**Extrait du texte:**
■ ■ ■ ■ ■
À ne lire que les titres dans certains journaux, on aurait pu être amenés à penser que la banquise du pôle Nord n’avait jamais été aussi peu étendue que le mois dernier : « Arctique : la superficie de la banquise n’a jamais été aussi réduite », titraient Le Parisien et 20 Minutes, le 20 mars, oubliant au passage de préciser que ce minimum historique concernait le maximum d’extension, qui survient en moyenne le 12 mars. Le lendemain, le Journal économique n’était guère plus précis, mais plus évocateur : « La banquise de l’Arctique atteint son record d’étroitesse. » Un timbre poste représentant tout de même plus de vingt-six fois la superficie de la France métropolitaine.
Nul n’est censé ignorer que la banquise arctique a considérablement diminué de superficie ces dernières années. Elle est un marqueur moins efficace, car moins visuel, que les glaciers alpins, qui ont beaucoup reculé depuis la fin du XIXe siècle, mais comme ces derniers, elle illustre à merveille le propos de tous les sonneurs d’alerte en matière climatique : le passé fond comme peau de chagrin. Passons sur le fait que, dans les deux cas, l’évolution n’est pas due aux seules températures. Un réchauffement a bel et bien eu lieu et une illustration imprécise mais populaire en est la fonte des glaces.
■ ■ ■ ■ ■
**Consignes de l'exercice:**
a) Reproduisez mot pour mot le passage du texte sur la banquise arctique qui va de « Nul n’est censé » jusqu'à « fonte des glaces. ».
b) D'après le texte sur la banquise arctique, pourquoi les titres du Parisien et de 20 Minutes du 20 mars pouvaient-ils laisser croire que la banquise n'avait jamais été aussi peu étendue ? Répondez en une à trois phrases.

**Informations présentées:**
■ ■ ■ ■ ■
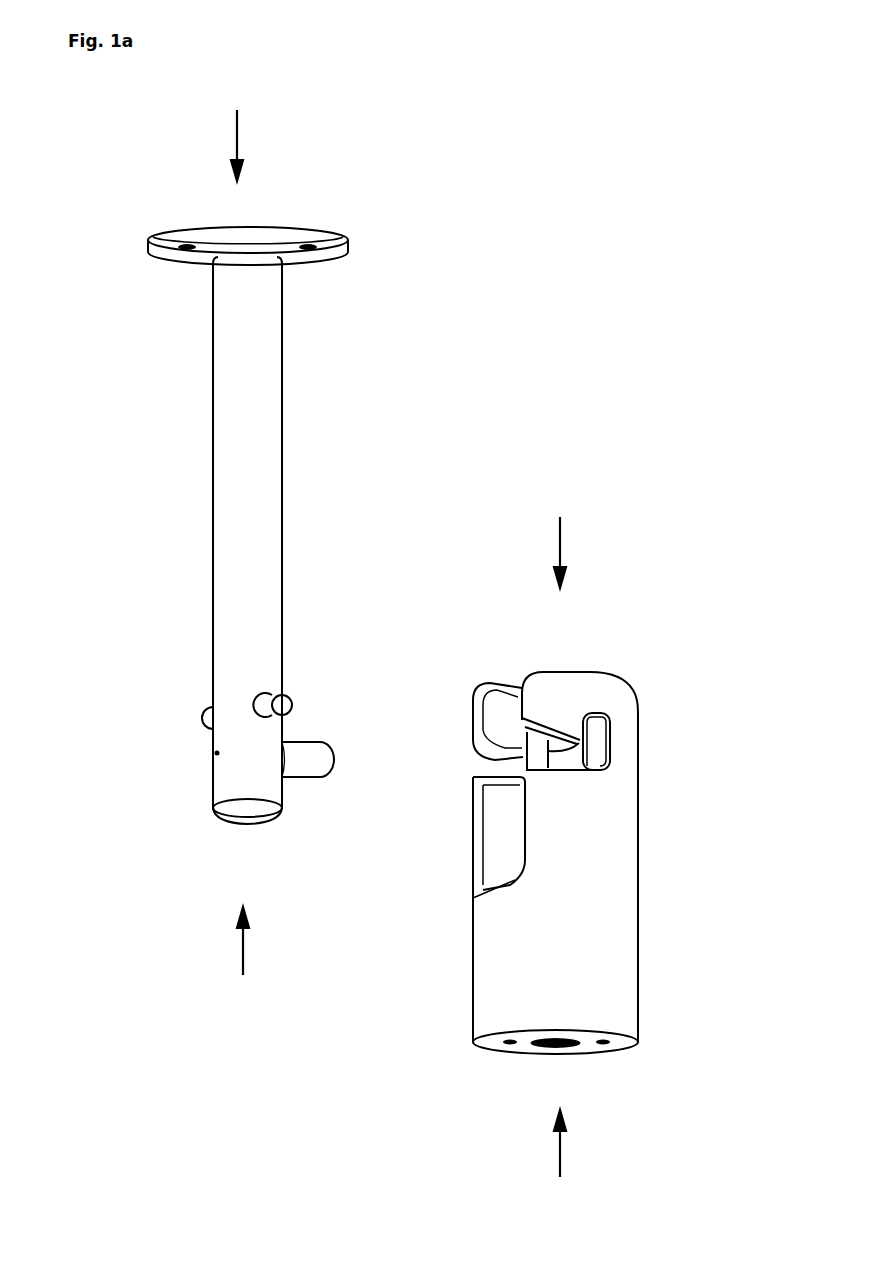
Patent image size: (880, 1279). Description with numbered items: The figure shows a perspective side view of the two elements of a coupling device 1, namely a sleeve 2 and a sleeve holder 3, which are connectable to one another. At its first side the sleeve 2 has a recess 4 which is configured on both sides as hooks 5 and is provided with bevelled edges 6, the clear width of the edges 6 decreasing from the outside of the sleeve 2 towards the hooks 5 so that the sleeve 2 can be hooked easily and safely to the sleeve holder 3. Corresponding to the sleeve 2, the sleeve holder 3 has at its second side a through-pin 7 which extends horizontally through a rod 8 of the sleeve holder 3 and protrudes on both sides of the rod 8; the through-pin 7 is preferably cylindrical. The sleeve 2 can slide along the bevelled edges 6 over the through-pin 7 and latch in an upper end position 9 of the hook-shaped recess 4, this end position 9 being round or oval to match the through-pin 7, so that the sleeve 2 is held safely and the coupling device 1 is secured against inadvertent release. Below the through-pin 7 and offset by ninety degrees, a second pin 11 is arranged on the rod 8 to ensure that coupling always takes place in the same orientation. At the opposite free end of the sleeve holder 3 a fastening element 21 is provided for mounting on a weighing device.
■ ■ ■ ■ ■
**Réponses attendues:**
a)
Nul n’est censé ignorer que la banquise arctique a considérablement diminué de superficie ces dernières années. Elle est un marqueur moins efficace, car moins visuel, que les glaciers alpins, qui ont beaucoup reculé depuis la fin du XIXe siècle, mais comme ces derniers, elle illustre à merveille le propos de tous les sonneurs d’alerte en matière climatique : le passé fond comme peau de chagrin. Passons sur le fait que, dans les deux cas, l’évolution n’est pas due aux seules températures. Un réchauffement a bel et bien eu lieu et une illustration imprécise mais populaire en est la fonte des glaces.

b) Ces journaux titraient que la superficie de la banquise n'avait jamais été aussi réduite. Ils oubliaient cependant de préciser que ce minimum historique concernait le maximum d'extension, qui survient en moyenne le 12 mars.